(Stored items)
****************

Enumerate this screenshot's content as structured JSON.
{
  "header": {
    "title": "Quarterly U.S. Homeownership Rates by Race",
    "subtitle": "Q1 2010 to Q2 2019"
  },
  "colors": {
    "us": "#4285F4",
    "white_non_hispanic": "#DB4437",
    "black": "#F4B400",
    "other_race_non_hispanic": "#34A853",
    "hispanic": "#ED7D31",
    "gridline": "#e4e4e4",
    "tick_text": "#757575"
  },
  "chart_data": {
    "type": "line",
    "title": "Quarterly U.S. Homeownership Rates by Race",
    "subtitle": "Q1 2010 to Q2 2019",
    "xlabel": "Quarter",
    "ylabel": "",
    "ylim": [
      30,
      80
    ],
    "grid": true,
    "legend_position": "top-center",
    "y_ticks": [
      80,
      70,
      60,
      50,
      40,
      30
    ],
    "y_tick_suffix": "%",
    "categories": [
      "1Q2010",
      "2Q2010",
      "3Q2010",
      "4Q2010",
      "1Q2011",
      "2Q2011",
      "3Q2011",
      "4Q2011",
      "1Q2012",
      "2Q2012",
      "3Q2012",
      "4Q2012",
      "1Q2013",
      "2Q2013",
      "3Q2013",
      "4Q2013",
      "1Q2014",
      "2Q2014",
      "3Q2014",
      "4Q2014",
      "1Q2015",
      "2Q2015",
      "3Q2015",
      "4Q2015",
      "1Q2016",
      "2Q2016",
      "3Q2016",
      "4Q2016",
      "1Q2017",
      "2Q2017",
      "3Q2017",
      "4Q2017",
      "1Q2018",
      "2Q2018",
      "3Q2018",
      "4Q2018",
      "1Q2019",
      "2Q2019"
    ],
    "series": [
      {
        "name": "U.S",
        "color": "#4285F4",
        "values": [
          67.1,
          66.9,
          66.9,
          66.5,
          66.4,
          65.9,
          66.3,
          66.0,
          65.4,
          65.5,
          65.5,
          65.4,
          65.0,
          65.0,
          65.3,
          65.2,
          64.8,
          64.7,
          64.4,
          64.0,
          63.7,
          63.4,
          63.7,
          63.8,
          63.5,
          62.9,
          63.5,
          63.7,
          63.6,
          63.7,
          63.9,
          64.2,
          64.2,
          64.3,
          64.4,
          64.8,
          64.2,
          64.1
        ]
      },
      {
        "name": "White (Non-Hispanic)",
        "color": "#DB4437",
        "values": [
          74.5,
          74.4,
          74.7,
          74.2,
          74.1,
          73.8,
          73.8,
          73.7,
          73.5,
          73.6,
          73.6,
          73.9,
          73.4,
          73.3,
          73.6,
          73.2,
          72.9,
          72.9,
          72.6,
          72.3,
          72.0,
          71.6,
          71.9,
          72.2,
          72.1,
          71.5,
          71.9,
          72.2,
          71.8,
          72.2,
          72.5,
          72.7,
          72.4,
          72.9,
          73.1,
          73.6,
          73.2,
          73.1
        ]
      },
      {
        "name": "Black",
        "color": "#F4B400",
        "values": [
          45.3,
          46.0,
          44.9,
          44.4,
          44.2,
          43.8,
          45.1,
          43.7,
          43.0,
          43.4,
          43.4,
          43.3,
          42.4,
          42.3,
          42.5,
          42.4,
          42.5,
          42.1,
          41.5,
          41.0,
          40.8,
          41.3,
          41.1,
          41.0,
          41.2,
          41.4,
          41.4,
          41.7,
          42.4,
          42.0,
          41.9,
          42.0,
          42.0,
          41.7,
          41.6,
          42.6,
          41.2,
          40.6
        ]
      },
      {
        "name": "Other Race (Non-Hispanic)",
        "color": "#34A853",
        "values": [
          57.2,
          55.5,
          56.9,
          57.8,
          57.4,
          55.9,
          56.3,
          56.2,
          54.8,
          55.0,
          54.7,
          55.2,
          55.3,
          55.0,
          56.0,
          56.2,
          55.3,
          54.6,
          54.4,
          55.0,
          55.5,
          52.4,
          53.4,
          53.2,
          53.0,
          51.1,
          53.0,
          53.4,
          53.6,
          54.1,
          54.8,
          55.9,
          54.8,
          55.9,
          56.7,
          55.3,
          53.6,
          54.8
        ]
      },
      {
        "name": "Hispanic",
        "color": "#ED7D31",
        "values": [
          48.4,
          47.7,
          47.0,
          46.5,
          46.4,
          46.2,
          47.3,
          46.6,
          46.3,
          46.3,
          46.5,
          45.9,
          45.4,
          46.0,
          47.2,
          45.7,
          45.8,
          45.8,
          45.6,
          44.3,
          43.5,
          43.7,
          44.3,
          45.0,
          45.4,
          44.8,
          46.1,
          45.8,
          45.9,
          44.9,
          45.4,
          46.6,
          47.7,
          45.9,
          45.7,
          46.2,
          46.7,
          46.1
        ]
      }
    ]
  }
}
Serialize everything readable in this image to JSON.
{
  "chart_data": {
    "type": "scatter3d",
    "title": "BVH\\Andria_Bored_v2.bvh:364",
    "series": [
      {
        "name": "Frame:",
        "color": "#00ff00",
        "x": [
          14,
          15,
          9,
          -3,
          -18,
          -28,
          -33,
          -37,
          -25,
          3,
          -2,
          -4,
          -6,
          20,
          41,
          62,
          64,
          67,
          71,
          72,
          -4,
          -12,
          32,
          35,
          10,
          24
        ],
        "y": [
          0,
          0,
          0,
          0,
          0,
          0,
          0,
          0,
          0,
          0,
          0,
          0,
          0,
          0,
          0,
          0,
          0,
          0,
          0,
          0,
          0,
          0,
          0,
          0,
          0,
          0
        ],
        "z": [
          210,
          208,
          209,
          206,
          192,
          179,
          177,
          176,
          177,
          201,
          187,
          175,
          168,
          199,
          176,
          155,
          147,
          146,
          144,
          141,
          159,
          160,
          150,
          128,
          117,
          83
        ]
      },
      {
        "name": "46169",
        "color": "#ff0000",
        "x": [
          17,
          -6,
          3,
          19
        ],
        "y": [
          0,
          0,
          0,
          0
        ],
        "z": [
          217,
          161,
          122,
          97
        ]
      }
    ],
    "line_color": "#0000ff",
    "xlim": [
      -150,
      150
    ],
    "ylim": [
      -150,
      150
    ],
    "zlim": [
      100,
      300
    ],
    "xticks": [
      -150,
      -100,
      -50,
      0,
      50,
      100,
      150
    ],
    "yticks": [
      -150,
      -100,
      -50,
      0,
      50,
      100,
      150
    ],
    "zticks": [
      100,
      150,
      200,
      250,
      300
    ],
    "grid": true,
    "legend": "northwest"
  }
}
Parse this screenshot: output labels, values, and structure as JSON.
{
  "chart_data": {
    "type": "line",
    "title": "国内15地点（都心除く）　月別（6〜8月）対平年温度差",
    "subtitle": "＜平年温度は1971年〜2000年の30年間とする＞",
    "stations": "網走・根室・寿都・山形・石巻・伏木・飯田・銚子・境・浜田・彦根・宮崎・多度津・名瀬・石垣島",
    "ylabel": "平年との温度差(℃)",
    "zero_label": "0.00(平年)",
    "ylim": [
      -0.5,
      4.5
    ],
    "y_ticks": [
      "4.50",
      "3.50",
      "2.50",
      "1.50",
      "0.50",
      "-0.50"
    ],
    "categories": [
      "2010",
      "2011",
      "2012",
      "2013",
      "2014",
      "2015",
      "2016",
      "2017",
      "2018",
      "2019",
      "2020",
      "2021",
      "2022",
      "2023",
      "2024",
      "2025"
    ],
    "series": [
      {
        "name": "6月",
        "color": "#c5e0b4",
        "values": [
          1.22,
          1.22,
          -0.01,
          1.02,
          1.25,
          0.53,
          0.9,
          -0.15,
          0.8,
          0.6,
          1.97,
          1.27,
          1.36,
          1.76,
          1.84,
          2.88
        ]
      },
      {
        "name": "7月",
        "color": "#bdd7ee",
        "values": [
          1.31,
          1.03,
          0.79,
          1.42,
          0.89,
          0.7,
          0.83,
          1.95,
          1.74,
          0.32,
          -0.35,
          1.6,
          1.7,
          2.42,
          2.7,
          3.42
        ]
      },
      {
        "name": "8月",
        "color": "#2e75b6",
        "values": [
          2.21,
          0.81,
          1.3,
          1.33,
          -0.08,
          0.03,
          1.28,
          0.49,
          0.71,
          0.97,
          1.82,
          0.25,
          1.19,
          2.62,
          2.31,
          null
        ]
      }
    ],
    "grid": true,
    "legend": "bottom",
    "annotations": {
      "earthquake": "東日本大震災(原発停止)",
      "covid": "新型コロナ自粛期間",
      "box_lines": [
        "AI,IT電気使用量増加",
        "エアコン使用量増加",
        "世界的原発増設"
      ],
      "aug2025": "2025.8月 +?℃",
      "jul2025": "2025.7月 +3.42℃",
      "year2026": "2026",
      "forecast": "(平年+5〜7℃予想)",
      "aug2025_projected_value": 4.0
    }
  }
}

****************

# [STATED PROBLEM]
Show every line that contains the word "name".

# [FULL RESPONSE]
        "name": "U.S",
        "name": "White (Non-Hispanic)",
        "name": "Black",
        "name": "Other Race (Non-Hispanic)",
        "name": "Hispanic",
        "name": "Frame:",
        "name": "46169",
        "name": "6月",
        "name": "7月",
        "name": "8月",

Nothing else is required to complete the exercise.